Given instruction
From the entries below, report how many lines contain the string "marker". Give only that number.

Material supplied
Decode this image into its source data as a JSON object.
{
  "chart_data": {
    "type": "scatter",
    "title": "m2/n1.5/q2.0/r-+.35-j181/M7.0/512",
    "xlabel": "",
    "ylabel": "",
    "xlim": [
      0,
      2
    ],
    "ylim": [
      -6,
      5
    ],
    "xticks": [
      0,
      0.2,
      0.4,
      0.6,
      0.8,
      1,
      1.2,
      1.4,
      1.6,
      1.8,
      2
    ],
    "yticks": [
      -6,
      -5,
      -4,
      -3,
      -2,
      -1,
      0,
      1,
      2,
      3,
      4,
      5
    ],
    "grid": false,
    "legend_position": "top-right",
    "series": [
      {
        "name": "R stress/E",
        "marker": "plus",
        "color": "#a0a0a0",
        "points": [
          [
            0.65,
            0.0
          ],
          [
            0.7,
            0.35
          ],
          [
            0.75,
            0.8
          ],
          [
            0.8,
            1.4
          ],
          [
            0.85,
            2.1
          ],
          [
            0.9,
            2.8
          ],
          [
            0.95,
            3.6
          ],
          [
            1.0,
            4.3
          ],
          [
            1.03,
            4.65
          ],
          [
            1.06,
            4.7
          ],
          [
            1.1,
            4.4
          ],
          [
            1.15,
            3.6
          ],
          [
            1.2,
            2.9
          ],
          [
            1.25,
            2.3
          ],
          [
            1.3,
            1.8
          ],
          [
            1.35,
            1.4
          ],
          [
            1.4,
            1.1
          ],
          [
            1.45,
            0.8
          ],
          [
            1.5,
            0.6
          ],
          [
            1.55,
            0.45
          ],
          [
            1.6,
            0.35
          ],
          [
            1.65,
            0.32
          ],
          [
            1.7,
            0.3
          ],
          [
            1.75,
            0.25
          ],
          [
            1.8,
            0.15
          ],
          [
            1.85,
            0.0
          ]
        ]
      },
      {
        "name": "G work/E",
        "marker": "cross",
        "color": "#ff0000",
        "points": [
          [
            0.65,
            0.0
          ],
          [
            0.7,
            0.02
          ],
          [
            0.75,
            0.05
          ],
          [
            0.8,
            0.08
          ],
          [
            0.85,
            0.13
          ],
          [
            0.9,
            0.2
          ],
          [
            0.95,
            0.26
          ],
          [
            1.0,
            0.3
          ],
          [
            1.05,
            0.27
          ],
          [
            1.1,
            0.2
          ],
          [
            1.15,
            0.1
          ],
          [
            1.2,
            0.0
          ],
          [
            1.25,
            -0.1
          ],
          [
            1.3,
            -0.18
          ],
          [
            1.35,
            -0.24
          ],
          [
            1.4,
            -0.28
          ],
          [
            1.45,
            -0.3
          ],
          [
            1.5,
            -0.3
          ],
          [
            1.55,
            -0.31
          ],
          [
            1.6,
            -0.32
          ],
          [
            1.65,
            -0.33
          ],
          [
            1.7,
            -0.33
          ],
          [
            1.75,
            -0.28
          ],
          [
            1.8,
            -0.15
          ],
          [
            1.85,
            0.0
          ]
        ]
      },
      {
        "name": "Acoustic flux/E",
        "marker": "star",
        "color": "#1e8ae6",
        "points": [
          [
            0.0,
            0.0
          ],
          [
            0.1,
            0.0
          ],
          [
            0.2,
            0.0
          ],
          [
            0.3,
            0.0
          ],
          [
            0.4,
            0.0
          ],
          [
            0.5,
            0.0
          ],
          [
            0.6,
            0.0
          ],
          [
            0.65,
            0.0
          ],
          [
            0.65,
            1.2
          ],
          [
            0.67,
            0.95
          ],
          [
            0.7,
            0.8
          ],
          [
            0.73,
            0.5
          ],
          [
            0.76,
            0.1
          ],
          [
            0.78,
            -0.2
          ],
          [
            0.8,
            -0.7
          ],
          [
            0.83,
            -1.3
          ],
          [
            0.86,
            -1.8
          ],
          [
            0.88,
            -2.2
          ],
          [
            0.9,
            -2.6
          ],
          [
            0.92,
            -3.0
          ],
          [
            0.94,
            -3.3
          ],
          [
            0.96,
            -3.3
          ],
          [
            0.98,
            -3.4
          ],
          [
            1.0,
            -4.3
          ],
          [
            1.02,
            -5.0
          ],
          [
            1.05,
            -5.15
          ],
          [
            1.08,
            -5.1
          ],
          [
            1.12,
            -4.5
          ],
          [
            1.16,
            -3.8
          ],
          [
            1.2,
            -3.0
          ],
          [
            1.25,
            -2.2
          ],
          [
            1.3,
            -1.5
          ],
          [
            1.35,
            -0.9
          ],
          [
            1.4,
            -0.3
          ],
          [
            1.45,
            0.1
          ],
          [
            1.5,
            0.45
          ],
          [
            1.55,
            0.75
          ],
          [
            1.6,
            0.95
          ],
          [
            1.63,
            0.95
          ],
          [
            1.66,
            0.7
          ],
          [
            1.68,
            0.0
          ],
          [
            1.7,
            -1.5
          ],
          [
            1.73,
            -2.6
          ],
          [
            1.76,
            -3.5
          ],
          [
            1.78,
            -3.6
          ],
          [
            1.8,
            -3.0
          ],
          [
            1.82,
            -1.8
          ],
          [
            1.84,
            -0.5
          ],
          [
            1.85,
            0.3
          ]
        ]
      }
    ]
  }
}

Task result
3